↓

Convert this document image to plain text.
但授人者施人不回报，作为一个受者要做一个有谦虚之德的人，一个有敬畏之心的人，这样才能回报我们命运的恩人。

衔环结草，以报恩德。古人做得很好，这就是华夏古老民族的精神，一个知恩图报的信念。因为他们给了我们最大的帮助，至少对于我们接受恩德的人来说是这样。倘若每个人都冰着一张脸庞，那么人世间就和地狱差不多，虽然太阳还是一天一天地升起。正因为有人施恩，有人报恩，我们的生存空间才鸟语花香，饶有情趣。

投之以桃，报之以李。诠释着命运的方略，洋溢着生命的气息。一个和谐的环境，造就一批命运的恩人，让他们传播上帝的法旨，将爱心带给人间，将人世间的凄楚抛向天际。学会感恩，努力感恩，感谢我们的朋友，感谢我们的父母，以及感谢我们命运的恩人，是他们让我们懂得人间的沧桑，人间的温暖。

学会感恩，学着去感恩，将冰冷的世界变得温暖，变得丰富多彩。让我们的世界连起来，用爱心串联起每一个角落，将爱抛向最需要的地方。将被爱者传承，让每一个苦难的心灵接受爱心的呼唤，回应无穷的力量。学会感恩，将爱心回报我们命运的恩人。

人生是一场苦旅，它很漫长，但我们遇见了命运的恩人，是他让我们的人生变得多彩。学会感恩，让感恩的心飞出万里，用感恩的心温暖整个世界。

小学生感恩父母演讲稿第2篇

↑

**AIM**: The full set of records should be duplicated exactly.

**THE COMPLETED TASK**:
Convert this document image to plain text.
但授人者施人不回报，作为一个受者要做一个有谦虚之德的人，一个有敬畏之心的人，这样才能回报我们命运的恩人。

衔环结草，以报恩德。古人做得很好，这就是华夏古老民族的精神，一个知恩图报的信念。因为他们给了我们最大的帮助，至少对于我们接受恩德的人来说是这样。倘若每个人都冰着一张脸庞，那么人世间就和地狱差不多，虽然太阳还是一天一天地升起。正因为有人施恩，有人报恩，我们的生存空间才鸟语花香，饶有情趣。

投之以桃，报之以李。诠释着命运的方略，洋溢着生命的气息。一个和谐的环境，造就一批命运的恩人，让他们传播上帝的法旨，将爱心带给人间，将人世间的凄楚抛向天际。学会感恩，努力感恩，感谢我们的朋友，感谢我们的父母，以及感谢我们命运的恩人，是他们让我们懂得人间的沧桑，人间的温暖。

学会感恩，学着去感恩，将冰冷的世界变得温暖，变得丰富多彩。让我们的世界连起来，用爱心串联起每一个角落，将爱抛向最需要的地方。将被爱者传承，让每一个苦难的心灵接受爱心的呼唤，回应无穷的力量。学会感恩，将爱心回报我们命运的恩人。

人生是一场苦旅，它很漫长，但我们遇见了命运的恩人，是他让我们的人生变得多彩。学会感恩，让感恩的心飞出万里，用感恩的心温暖整个世界。

小学生感恩父母演讲稿第2篇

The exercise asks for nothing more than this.